• Document text
# # #
3. We'll start with the one square pieces. The first two are very simple to make, so I think the photo pretty much explains the pieces for you.

Make 2 each of these pieces

4. Here's the last of the one square pieces. The flat tiles get centered under the arch side to side.

The decorative pieces under the arch are placed on front and back of the piece.

Make 2 of these pieces

5. Now for the two square pieces. The first is very simple to make. The buttress made out of decorative pieces (from mold #42) is placed on both sides of the wall.

Make 2 each of these pieces

6. For the next two square piece, glue together 4 large arch pieces from mold #42 as shown.

Next glue the flat tiles together to make the floor and center them between the 1" pieces.

Use the decorative corner pieces on the inside, and then glue the large arch on top.

Glue together a complete torch, but don't glue the torch in until after you paint the piece. Otherwise you won't be able to paint the inside of the arch.

Make 2 of these pieces


7. The last of the two square pieces is very simple. The smallest rectangular blocks will need to be textured on one side (because the scraped side of the block will show). Be sure that you put pillars on both sides of the wall.

Make 2 of these pieces

8. For this 3 square piece, your gate will hold up better during game play if you cast it out of plastic. Visit our plastic casting instructions for more details.

Be sure to glue 2 gates back-to-back.

Make 2 of these pieces

9.
1. Glue six flat tiles on edge as shown.
2. Glue 2 gates between them and add the short decorative piece shown. I would suggest casting the gate out of plastic.
2. Glue the decorative base pieces as shown. These are the straight pieces, not the corner pieces.
Glue the additional blocks shown. There will be gaps at the top of the gate. Place the gate in the center.
Add the small arches, small blocks and points to finish the piece.
10. The doors may give you some trouble because they're harder to scrape evenly when casting them.

To make them fit properly, sand the edges flat. Then glue the two halves together for a complete door.

Make 6 complete doors.

11.
This next piece is the dungeon entrance. Start by making the steps from smooth flat tiles as shown.
Glue the step piece centered between the 1.5" blocks. Add the small arches also.
Add the decorative base pieces as shown.
You'll need to trim 4 of the large roofed arch pieces with a hobby knife so the pillar cap will fit (next photo).
Place 3/4 pillar caps onto the roof piece as shown. The green area needs to be flush with the bottom of the arch.
Glue the pieces of the large arch together as shown.
Glue 3/4 pillar bases and middles onto flat tiles as shown. Make 2 of these.
Glue the large arch onto the pillars and then onto the base.

The door should move freely in the doorway.

Make 2 entrances.

12. The crosses are next. I guess the first one isn't really a cross piece, but the big pillars look good in the center of large open areas.

For the second one, glue together 4 inside pillar corners. Use the large arch fillers on top. You'll have to texture the back edge of the 1.5" pieces.

13. The next cross piece starts using six 1" regular blocks. Glue four complete sets of the 3/4 pillars around the outside of these blocks. On the top add a full pillar cap made by gluing two halves together.
# # #
• Required task A
In the dungeon-piece instructions, find each numbered step whose last line says how many to make. Give the step number and that quantity for each.
• Required task B
Answer from the dungeon-piece instructions:
(i) What benefit of casting the gate out of plastic does step 8 give?
(ii) In step 6, when should the torch be glued in?
(iii) In step 11, how many large roofed arch pieces must be trimmed, and with what tool?
• Required task C
Write the next part of the dungeon-piece instructions, starting after their final sentence.

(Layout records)
# # #
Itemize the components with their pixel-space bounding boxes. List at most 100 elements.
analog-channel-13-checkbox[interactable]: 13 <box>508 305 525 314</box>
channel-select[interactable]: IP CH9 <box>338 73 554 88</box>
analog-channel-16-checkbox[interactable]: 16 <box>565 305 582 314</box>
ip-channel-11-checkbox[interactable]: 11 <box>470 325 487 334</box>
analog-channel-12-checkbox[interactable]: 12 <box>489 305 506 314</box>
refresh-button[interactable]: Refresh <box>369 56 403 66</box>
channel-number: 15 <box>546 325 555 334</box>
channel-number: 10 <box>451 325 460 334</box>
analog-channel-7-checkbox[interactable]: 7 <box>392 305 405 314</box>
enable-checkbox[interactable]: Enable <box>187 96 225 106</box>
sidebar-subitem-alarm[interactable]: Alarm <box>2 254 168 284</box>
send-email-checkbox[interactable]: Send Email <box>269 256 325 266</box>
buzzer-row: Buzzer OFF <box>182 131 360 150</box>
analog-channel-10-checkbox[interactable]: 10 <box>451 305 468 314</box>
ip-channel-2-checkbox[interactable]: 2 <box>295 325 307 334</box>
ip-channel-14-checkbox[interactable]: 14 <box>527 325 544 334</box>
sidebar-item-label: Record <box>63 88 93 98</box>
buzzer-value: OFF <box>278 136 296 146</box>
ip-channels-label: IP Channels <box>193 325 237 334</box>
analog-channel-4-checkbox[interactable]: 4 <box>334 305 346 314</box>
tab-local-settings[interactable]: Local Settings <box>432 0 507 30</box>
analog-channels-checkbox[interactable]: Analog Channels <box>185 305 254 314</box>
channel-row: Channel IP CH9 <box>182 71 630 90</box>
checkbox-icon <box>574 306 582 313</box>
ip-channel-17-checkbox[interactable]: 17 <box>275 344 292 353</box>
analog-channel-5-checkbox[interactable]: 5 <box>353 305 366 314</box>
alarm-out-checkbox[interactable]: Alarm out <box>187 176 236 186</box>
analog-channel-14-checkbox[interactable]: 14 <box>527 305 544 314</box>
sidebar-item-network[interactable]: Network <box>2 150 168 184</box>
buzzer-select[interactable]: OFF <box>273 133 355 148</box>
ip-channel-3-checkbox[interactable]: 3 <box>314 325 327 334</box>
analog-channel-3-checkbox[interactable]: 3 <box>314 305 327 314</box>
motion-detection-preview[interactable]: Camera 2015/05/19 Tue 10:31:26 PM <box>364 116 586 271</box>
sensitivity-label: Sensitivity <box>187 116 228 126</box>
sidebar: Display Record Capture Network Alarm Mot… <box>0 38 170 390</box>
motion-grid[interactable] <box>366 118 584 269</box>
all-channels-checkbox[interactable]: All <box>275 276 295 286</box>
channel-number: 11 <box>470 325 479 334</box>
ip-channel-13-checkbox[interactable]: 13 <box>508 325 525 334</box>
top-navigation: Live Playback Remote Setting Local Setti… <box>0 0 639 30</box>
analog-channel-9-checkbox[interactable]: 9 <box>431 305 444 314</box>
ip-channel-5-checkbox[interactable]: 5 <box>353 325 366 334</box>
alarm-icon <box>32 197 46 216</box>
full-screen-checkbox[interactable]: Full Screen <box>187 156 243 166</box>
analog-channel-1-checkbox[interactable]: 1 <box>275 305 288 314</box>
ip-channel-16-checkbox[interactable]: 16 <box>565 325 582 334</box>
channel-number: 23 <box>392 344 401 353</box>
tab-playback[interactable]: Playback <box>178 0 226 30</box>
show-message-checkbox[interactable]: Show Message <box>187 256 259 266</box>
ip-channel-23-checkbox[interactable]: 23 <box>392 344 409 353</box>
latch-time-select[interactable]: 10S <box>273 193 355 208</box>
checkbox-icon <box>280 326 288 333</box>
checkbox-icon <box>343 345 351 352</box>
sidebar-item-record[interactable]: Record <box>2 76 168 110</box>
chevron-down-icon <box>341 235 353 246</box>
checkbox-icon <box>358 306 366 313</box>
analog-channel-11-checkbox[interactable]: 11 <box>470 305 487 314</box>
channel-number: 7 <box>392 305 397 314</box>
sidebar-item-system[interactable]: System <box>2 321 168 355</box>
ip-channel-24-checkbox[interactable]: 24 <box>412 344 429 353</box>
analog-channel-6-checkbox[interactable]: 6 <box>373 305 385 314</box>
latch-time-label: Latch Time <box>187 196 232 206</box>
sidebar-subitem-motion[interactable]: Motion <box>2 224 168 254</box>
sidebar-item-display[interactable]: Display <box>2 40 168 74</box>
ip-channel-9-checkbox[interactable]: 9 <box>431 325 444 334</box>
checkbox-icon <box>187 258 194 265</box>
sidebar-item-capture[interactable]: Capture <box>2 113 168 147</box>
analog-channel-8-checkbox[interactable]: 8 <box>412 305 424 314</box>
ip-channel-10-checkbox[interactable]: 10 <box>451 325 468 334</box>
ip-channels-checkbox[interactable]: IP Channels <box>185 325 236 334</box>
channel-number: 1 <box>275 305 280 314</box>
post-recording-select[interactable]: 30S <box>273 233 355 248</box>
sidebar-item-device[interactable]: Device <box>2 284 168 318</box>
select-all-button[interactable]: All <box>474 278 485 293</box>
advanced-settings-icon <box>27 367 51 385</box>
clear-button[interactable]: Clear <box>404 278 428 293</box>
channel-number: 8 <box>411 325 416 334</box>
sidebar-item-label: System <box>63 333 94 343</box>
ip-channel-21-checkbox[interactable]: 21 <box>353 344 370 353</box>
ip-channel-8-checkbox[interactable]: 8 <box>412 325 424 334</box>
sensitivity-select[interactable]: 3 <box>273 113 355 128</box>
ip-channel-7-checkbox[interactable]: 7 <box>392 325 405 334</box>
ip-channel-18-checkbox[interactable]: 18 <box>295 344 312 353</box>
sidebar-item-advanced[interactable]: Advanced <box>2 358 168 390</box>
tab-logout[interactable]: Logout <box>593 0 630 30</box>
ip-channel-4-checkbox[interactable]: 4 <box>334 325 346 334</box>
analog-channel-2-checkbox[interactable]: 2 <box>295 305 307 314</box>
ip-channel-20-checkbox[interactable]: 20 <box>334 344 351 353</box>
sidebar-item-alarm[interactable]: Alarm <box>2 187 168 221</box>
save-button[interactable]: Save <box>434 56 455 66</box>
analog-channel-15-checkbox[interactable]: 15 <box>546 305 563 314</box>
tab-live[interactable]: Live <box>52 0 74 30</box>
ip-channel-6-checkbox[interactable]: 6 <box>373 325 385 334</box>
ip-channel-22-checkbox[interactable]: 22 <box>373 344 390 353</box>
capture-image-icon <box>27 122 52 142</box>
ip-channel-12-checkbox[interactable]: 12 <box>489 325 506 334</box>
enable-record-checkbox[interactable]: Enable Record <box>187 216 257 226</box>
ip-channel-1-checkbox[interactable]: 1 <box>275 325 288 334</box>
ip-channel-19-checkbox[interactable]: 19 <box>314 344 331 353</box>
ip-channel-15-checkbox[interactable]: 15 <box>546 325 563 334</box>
# # #
• Exercise output A
Step 3: 2 each
Step 4: 2
Step 5: 2 each
Step 6: 2
Step 7: 2
Step 8: 2
Step 10: 6 complete doors
Step 11: 2 entrances

• Exercise output B
(i) The gate will hold up better during game play.
(ii) After the piece is painted.
(iii) Four, with a hobby knife.

• Exercise output C
Finish the piece by adding 1.5" flat tiles on all four sides, then the top spike decorations.

Make 2 of these pieces

14. The last cross piece starts using a 2" block and four 1" regular blocks.

Make 2 of these pieces

15.
This corner cross starts with a 3", a 2" and several 1" blocks.
Add the 1.5" blocks and the .5" block to finish the base.
The next layer is all flat tiles. You'll need to texture the smooth edges of the 1" flat tiles.
Add the corner arches and glue the 1" blocks between them. The corner arches are found on mold #42.
Finish the piece by adding the decorative points and the smooth small bricks to the corners.

Make 2 of these pieces

16.
This corner starts with a 1.5" piece and two 2" blocks.
Add four large arches and four square blocks.
Next add the angle blocks, small roof sections, points and torches to the corner piece.
On the back side of the corner, add four pillars.

Make 2 of these pieces

17.
This corner starts with 2" blocks and .5" blocks.

Next add the large arch fillers and the decorative point. The smooth sides of the decorative point are facing you in this photo.
Finish the piece by using the decorative corner pieces. On top of these put on the small arch fillers to help join them into the wall.

Make 2 of these pieces

18. The tee piece fits together as shown. Add the bone piles under the arches and add torches on both sides of the plain wall.

Make 2 of these pieces

19. The last tee piece is more complicated. Be sure you use the smooth flat tiles where shown, but regular flat tiles on the ends.

Make 2 of these pieces

20. Here's the fountain. Don't glue the block shown in red.

To add water to the fountain, see the Tips and Tricks 14 page.

Make 1 of these.



Making the Large Archway
1. When you build the decorative wall set above, you'll have several blocks left over. You can use these extra blocks to build this large archway.

If you have not made the decorative set above, you'll need molds #267, #45 and #42 to build this arch.

The archway can be used as an objective for your game, or a place for monsters to come out of onto your gaming board.

2. We'll start with the base pieces of the arch. Glue together two of the pieces shown here. Use the 1.5" flat tile to go in the middle.

Then add the corner arch pieces onto the top of these. Once finished, set these pieces aside for the moment.

3. Assemble the 4 post pieces as shown.

Next, glue together the decorative base pieces.

Finally, you can assemble all of these pieces to make half of the large base to support the arch.

4. Assemble the next pieces and add them onto the back side of the arch base.

The 3" block should butt against the corner arch on the inside (as circled).

5. To tie the two halves of the base together, we'll make a platform.

Do not glue this platform into the arch. I just set them together so you can see how it fits. You'll want to paint the pieces separately before you glue them together. Otherwise you won't be able to paint the inside of the arch easily.

6. Now for the roof of the arch. Glue some large roof tiles to a 1.5" block and let it dry completely.

Then glue the completed roof section onto eight large arch pieces as shown. Once dry, add the smooth blocks onto the bottom of the arches.

7. The remaining pieces to be made fit into the gap on each side of the roof.

Do not glue the roof pieces on the arch! You will want to paint the inside of the arch before you glue the main pieces together. The large arch is complete.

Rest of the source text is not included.